27 janvier 2011

« On arrête les conneries, tu fais tes valises et on rentre à la maison ».


C’est ainsi que Gérard s’est adressé à son père Marcel dimanche dernier. La scène s’est passée dans une maison de retraite de la région. Marcel était résident d’une maison de retraite depuis 2006 et à 91 ans, il comptait bien y finir ses jours. Mais voilà, ses enfants ne sont plus d’accord. Désormais, il vivra chez son fils. Gérard m’a dit : « Je n’ai pas pris cette décision de gaieté de cœur. J’y ai été forcé pour une question d’argent. C’est simple, la retraite de papa, c’est 690 euros par mois et la maison de retraite, c’est  57,10 euros par jour soit plus de 1700 euros par mois». Pendant plus de 4 ans, la famille a puisé la différence sur les comptes en banque des parents. Quand il n’y a plus eu un fifrelin dans le bas de laine, les enfants et petits enfants ont été contraints de prendre eux-mêmes le relais. « On s’est cotisés pour y arriver ».
Mais voilà, pour 2011, il faut aussi aider la fille de Gérard qui vient de divorcer et se retrouve seule au chômage avec deux enfants. Gérard, lui aussi en retraite ne reçoit qu’une pension d’à peine du double de celle de son père pour avoir travaillé 43 ans en usine et à la chaîne. Et pour 2011 aussi, les tarifs de la maison de retraite augmentent. 2,20 euros de plus par jour, ça fait 66 euros de plus par mois. Comme on dit, c’est la goutte d’eau qui fait déborder le vase.

▶ **Questions à traiter**
1) Traduisez en anglais cette phrase de l'extrait sur Marcel et sa maison de retraite : « Pendant plus de 4 ans, la famille a puisé la différence sur les comptes en banque des parents. »
2) Rédigez la suite de l'extrait sur le départ de Marcel de sa maison de retraite, en reprenant après sa dernière phrase.

(Entrées de données enregistrées)
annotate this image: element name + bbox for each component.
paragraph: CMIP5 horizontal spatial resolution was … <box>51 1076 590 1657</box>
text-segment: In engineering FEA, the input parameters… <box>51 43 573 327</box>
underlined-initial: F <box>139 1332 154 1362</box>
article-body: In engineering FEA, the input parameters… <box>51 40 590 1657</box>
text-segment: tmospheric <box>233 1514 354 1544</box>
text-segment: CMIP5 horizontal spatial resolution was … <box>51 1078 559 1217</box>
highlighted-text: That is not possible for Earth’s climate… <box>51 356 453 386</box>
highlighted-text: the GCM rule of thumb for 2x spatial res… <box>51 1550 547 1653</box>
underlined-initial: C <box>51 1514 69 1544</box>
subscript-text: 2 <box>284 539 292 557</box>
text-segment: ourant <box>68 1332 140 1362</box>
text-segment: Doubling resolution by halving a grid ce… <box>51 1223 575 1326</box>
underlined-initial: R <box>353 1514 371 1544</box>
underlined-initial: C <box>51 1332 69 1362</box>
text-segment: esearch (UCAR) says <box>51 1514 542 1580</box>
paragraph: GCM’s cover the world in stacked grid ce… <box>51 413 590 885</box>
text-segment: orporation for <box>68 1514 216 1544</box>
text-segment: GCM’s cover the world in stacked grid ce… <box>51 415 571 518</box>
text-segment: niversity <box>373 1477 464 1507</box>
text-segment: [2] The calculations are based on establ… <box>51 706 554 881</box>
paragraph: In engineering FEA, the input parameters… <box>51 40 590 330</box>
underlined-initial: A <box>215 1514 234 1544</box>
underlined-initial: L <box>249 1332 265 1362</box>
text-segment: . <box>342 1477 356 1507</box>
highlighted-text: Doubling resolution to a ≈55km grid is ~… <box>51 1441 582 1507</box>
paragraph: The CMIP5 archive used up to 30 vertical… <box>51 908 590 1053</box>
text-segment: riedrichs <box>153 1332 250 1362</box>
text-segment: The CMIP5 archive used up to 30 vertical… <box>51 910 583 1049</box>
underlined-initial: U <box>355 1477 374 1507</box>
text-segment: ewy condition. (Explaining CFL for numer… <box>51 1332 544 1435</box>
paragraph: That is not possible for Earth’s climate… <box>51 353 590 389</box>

▶ **Résultats obtenus**
1) For more than 4 years, the family drew the difference from the parents' bank accounts.

2)
Rappelez-vous, c'était il y a 4 ans, une éternité en politique. Nicolas Sarkozy promettait d'augmenter de 25% les "petites retraites". L'institut Thomas Moore a mesuré récemment l'avancement des réformes de Nicolas Sarkozy. Le chapitre sur les retraites est édifiant : les promesses de campagne ne sont toujours pas à ce jour « pleinement mises en œuvre ». Concernant les petites retraites, le gouvernement avait attendu la veille des élections municipales de mars 2008 pour annoncer que la promesse de revalorisation de 25% du minimum vieillesse serait tenue d'ici 2012. Il faut toujours promettre aux électeurs. En avril 2009, un décret a fixé les prochaines échéances de revalorisation du minimum vieillesse. Pour 2012, la revalorisation de 25% des petites retraites ne concernera que les personnes seules vivant au minimum vieillesse.
Marcel qui était paysan a une toute petite retraite, mais il dit qu’il n'a pas voté pour Sarkozy parce qu’il ne croyait pas à cette promesse. Pas plus qu'aux autres. Marcel dit toujours que les promesses, ça n'engage que ceux qui les croient. Le problème, c'est que beaucoup de retraités n'ont pas la sagesse de Marcel. Et ils sont tombés dans le panneau : ils ont voté pour Sarko.
Le comble de l’histoire, c’est que pour justifier le départ de Marcel de la maison de retraite, Gérard a dit à la directrice de l’établissement qu’il avait trouvé une meilleure place ailleurs pour son père. On a sa fierté tout de même. 

Alain Lefeez
(Cette histoire est authentique, j’ai juste changé les prénoms à la demande de cette famille.)

1 commentaire:

Anonyme a dit…

Ce qui est triste, c'est qu'ils reprennent la personne âgée uniquement pour des raisons financières et pas par envie de s'en occuper.
Il y a aussi le maintien à domicile qui est possible avec une auxiliaire de vie qui passe tous les jours pour aider à la toilette ou pour faire du ménage.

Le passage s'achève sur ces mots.